_Task prompt:_
Report every row below that contains the string "list", copying each such row in full.

_Dataset content:_

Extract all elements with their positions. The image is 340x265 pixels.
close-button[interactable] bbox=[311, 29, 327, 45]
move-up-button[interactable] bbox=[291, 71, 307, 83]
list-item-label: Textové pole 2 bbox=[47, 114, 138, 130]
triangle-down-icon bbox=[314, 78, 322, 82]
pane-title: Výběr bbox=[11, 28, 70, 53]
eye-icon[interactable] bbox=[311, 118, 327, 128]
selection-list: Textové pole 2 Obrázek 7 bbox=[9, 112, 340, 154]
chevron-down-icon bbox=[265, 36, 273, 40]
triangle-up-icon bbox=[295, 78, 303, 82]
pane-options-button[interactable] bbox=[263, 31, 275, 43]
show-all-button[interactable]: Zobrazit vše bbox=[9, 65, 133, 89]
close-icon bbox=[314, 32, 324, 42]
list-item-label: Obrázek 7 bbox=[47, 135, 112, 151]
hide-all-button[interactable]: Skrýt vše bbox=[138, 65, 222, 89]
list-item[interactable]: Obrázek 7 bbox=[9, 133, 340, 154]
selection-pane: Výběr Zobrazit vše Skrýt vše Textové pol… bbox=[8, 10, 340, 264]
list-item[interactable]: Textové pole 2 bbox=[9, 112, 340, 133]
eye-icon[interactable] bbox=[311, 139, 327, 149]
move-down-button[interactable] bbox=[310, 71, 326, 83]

_Right answer:_
list-item-label: Textové pole 2 bbox=[47, 114, 138, 130]
selection-list: Textové pole 2 Obrázek 7 bbox=[9, 112, 340, 154]
list-item-label: Obrázek 7 bbox=[47, 135, 112, 151]
list-item[interactable]: Obrázek 7 bbox=[9, 133, 340, 154]
list-item[interactable]: Textové pole 2 bbox=[9, 112, 340, 133]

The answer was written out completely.